* DATA FOR THIS EXERCISE:

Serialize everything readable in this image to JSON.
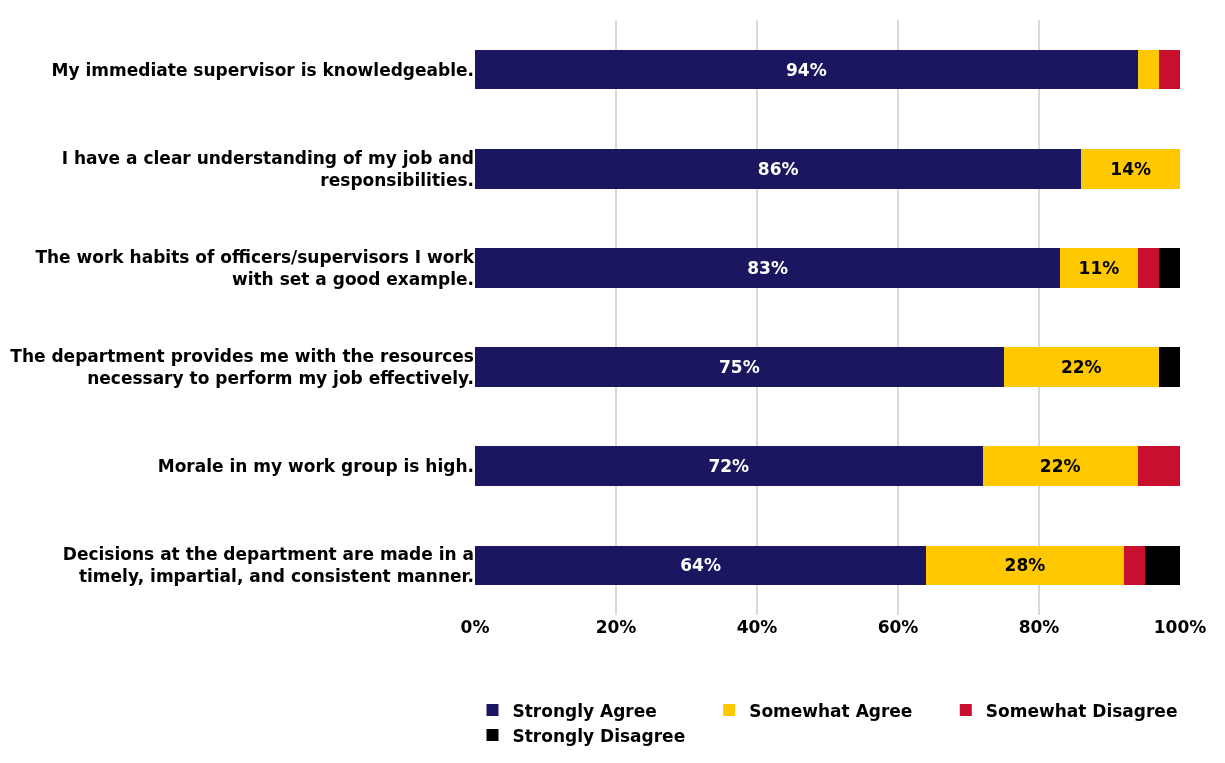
{
  "chart_data": {
    "type": "bar",
    "orientation": "horizontal",
    "stacked": true,
    "categories": [
      "My immediate supervisor is knowledgeable.",
      "I have a clear understanding of my job and responsibilities.",
      "The work habits of officers/supervisors I work with set a good example.",
      "The department provides me with the resources necessary to perform my job effectively.",
      "Morale in my work group is high.",
      "Decisions at the department are made in a timely, impartial, and consistent manner."
    ],
    "series": [
      {
        "name": "Strongly Agree",
        "color": "#1a1760",
        "values": [
          94,
          86,
          83,
          75,
          72,
          64
        ],
        "value_labels": [
          "94%",
          "86%",
          "83%",
          "75%",
          "72%",
          "64%"
        ]
      },
      {
        "name": "Somewhat Agree",
        "color": "#ffc800",
        "values": [
          3,
          14,
          11,
          22,
          22,
          28
        ],
        "value_labels": [
          null,
          "14%",
          "11%",
          "22%",
          "22%",
          "28%"
        ]
      },
      {
        "name": "Somewhat Disagree",
        "color": "#c8102e",
        "values": [
          3,
          0,
          3,
          0,
          6,
          3
        ],
        "value_labels": [
          null,
          null,
          null,
          null,
          null,
          null
        ]
      },
      {
        "name": "Strongly Disagree",
        "color": "#000000",
        "values": [
          0,
          0,
          3,
          3,
          0,
          5
        ],
        "value_labels": [
          null,
          null,
          null,
          null,
          null,
          null
        ]
      }
    ],
    "xlim": [
      0,
      100
    ],
    "xticks": [
      {
        "value": 0,
        "label": "0%"
      },
      {
        "value": 20,
        "label": "20%"
      },
      {
        "value": 40,
        "label": "40%"
      },
      {
        "value": 60,
        "label": "60%"
      },
      {
        "value": 80,
        "label": "80%"
      },
      {
        "value": 100,
        "label": "100%"
      }
    ],
    "grid": "x",
    "legend": "bottom"
  }
}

* THE TASK: Make an exact copy of all the material, but keep the pictures out of it.

* ANSWER TO THE PROBLEM:
Serialize everything readable in this image to JSON.
{
  "chart_data": {
    "type": "bar",
    "orientation": "horizontal",
    "stacked": true,
    "categories": [
      "My immediate supervisor is knowledgeable.",
      "I have a clear understanding of my job and responsibilities.",
      "The work habits of officers/supervisors I work with set a good example.",
      "The department provides me with the resources necessary to perform my job effectively.",
      "Morale in my work group is high.",
      "Decisions at the department are made in a timely, impartial, and consistent manner."
    ],
    "series": [
      {
        "name": "Strongly Agree",
        "color": "#1a1760",
        "values": [
          94,
          86,
          83,
          75,
          72,
          64
        ],
        "value_labels": [
          "94%",
          "86%",
          "83%",
          "75%",
          "72%",
          "64%"
        ]
      },
      {
        "name": "Somewhat Agree",
        "color": "#ffc800",
        "values": [
          3,
          14,
          11,
          22,
          22,
          28
        ],
        "value_labels": [
          null,
          "14%",
          "11%",
          "22%",
          "22%",
          "28%"
        ]
      },
      {
        "name": "Somewhat Disagree",
        "color": "#c8102e",
        "values": [
          3,
          0,
          3,
          0,
          6,
          3
        ],
        "value_labels": [
          null,
          null,
          null,
          null,
          null,
          null
        ]
      },
      {
        "name": "Strongly Disagree",
        "color": "#000000",
        "values": [
          0,
          0,
          3,
          3,
          0,
          5
        ],
        "value_labels": [
          null,
          null,
          null,
          null,
          null,
          null
        ]
      }
    ],
    "xlim": [
      0,
      100
    ],
    "xticks": [
      {
        "value": 0,
        "label": "0%"
      },
      {
        "value": 20,
        "label": "20%"
      },
      {
        "value": 40,
        "label": "40%"
      },
      {
        "value": 60,
        "label": "60%"
      },
      {
        "value": 80,
        "label": "80%"
      },
      {
        "value": 100,
        "label": "100%"
      }
    ],
    "grid": "x",
    "legend": "bottom"
  }
}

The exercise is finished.